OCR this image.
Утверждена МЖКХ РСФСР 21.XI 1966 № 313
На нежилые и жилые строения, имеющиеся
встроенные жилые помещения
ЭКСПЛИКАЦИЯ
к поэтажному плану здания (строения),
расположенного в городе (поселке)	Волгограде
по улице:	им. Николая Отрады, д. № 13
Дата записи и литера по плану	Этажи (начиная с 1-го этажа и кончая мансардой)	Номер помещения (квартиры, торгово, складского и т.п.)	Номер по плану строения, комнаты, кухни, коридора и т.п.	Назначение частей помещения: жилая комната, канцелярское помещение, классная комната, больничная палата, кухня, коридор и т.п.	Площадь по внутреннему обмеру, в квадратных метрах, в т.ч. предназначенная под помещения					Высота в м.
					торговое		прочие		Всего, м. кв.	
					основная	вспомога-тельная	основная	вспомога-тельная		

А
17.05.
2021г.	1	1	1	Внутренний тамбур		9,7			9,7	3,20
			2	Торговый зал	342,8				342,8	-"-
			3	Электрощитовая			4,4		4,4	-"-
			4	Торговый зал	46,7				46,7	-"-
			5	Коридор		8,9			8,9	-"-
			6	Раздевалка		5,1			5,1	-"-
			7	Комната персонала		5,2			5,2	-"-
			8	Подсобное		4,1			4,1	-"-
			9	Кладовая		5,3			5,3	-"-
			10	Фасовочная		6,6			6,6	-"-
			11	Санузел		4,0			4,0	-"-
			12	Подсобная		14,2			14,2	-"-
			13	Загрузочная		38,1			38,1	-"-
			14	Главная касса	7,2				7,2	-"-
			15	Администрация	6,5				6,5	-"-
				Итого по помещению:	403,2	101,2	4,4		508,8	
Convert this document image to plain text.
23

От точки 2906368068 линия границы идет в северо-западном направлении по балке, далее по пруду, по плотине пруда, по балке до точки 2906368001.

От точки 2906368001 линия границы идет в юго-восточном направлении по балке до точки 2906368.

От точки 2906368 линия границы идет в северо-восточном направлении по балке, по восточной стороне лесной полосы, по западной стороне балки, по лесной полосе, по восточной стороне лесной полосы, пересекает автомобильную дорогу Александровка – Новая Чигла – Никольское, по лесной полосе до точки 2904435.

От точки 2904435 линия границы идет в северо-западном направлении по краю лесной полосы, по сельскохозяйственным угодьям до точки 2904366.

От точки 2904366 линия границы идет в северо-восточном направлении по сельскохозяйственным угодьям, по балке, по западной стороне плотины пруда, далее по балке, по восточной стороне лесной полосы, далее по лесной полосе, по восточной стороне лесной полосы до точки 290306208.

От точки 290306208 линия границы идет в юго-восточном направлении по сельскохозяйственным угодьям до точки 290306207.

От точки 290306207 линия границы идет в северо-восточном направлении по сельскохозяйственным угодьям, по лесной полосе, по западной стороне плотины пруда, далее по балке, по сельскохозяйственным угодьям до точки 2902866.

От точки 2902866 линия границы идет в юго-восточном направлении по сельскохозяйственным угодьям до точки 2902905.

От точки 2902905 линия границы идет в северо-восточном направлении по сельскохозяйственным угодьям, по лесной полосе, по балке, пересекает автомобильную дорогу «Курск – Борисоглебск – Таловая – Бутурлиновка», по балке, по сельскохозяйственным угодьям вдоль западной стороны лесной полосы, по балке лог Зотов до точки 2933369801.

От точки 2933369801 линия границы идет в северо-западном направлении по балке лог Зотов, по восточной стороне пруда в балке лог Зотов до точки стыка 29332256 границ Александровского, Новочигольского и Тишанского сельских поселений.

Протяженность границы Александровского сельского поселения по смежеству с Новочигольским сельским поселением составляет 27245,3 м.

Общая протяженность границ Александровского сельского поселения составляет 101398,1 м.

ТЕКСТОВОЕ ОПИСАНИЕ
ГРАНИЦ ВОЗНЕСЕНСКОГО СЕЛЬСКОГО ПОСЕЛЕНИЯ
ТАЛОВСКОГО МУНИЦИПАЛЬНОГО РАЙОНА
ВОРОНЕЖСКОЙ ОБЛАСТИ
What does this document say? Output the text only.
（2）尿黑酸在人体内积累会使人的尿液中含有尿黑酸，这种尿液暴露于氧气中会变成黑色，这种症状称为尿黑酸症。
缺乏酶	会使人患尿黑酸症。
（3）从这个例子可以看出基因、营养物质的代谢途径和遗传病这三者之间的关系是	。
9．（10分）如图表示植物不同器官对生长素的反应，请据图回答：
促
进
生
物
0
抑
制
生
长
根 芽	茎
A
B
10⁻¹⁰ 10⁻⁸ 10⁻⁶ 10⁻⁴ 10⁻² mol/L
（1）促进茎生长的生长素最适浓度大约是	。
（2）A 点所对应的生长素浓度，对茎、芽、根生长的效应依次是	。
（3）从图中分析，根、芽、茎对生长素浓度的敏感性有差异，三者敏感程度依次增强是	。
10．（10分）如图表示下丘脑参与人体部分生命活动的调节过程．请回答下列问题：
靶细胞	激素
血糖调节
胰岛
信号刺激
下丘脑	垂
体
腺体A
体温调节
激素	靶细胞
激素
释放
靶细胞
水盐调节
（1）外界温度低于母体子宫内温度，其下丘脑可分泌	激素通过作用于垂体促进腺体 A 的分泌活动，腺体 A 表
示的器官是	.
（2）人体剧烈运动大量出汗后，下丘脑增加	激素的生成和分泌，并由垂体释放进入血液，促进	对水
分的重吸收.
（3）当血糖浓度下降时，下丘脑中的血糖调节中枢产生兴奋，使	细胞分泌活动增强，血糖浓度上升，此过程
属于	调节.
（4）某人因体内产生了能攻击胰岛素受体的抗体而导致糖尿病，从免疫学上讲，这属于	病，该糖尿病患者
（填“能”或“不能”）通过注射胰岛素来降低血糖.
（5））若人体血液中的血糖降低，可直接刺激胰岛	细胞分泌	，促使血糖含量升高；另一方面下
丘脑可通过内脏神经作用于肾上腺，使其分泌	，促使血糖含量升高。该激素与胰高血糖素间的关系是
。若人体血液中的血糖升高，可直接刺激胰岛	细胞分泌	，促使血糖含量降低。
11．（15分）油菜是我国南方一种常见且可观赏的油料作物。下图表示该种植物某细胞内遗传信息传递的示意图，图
________________________________________
# [What you should do]
Show each line in the entries that holds the string "плотины".

# [Solution below]
От точки 2904366 линия границы идет в северо-восточном направлении по сельскохозяйственным угодьям, по балке, по западной стороне плотины пруда, далее по балке, по восточной стороне лесной полосы, далее по лесной полосе, по восточной стороне лесной полосы до точки 290306208.
От точки 290306207 линия границы идет в северо-восточном направлении по сельскохозяйственным угодьям, по лесной полосе, по западной стороне плотины пруда, далее по балке, по сельскохозяйственным угодьям до точки 2902866.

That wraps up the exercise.